▶ Given problem:
Extract the whole listing as it stands. Do not include the pictures.

--- Start of Data records ---

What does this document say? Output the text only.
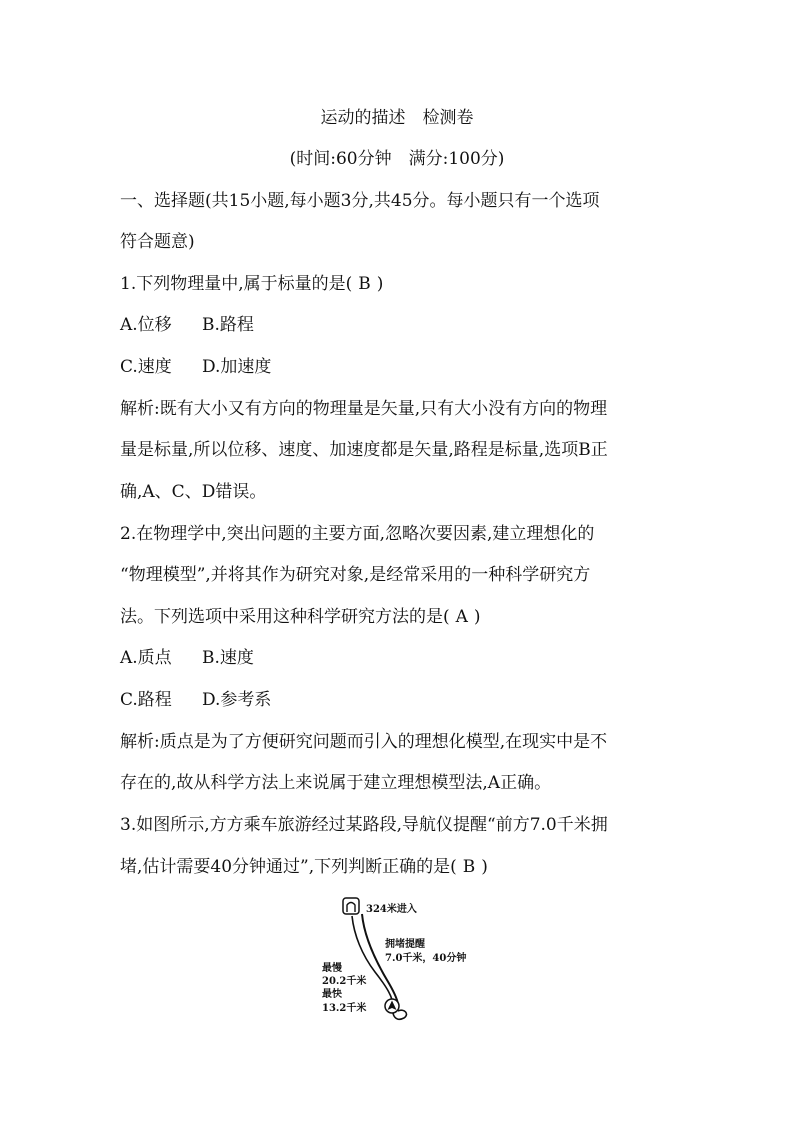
运动的描述　检测卷
(时间:60分钟　满分:100分)
一、选择题(共15小题,每小题3分,共45分。每小题只有一个选项
符合题意)
1.下列物理量中,属于标量的是( B )
A.位移 B.路程
C.速度 D.加速度
解析:既有大小又有方向的物理量是矢量,只有大小没有方向的物理
量是标量,所以位移、速度、加速度都是矢量,路程是标量,选项B正
确,A、C、D错误。
2.在物理学中,突出问题的主要方面,忽略次要因素,建立理想化的
“物理模型”,并将其作为研究对象,是经常采用的一种科学研究方
法。下列选项中采用这种科学研究方法的是( A )
A.质点 B.速度
C.路程 D.参考系
解析:质点是为了方便研究问题而引入的理想化模型,在现实中是不
存在的,故从科学方法上来说属于建立理想模型法,A正确。
3.如图所示,方方乘车旅游经过某路段,导航仪提醒“前方7.0千米拥
堵,估计需要40分钟通过”,下列判断正确的是( B )
324米进入
拥堵提醒
7.0千米，40分钟
最慢
20.2千米
最快
13.2千米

--- End of Data records ---

▶ Response to the task:
What does this document say? Output the text only.
运动的描述　检测卷
(时间:60分钟　满分:100分)
一、选择题(共15小题,每小题3分,共45分。每小题只有一个选项
符合题意)
1.下列物理量中,属于标量的是( B )
A.位移 B.路程
C.速度 D.加速度
解析:既有大小又有方向的物理量是矢量,只有大小没有方向的物理
量是标量,所以位移、速度、加速度都是矢量,路程是标量,选项B正
确,A、C、D错误。
2.在物理学中,突出问题的主要方面,忽略次要因素,建立理想化的
“物理模型”,并将其作为研究对象,是经常采用的一种科学研究方
法。下列选项中采用这种科学研究方法的是( A )
A.质点 B.速度
C.路程 D.参考系
解析:质点是为了方便研究问题而引入的理想化模型,在现实中是不
存在的,故从科学方法上来说属于建立理想模型法,A正确。
3.如图所示,方方乘车旅游经过某路段,导航仪提醒“前方7.0千米拥
堵,估计需要40分钟通过”,下列判断正确的是( B )
324米进入
拥堵提醒
7.0千米，40分钟
最慢
20.2千米
最快
13.2千米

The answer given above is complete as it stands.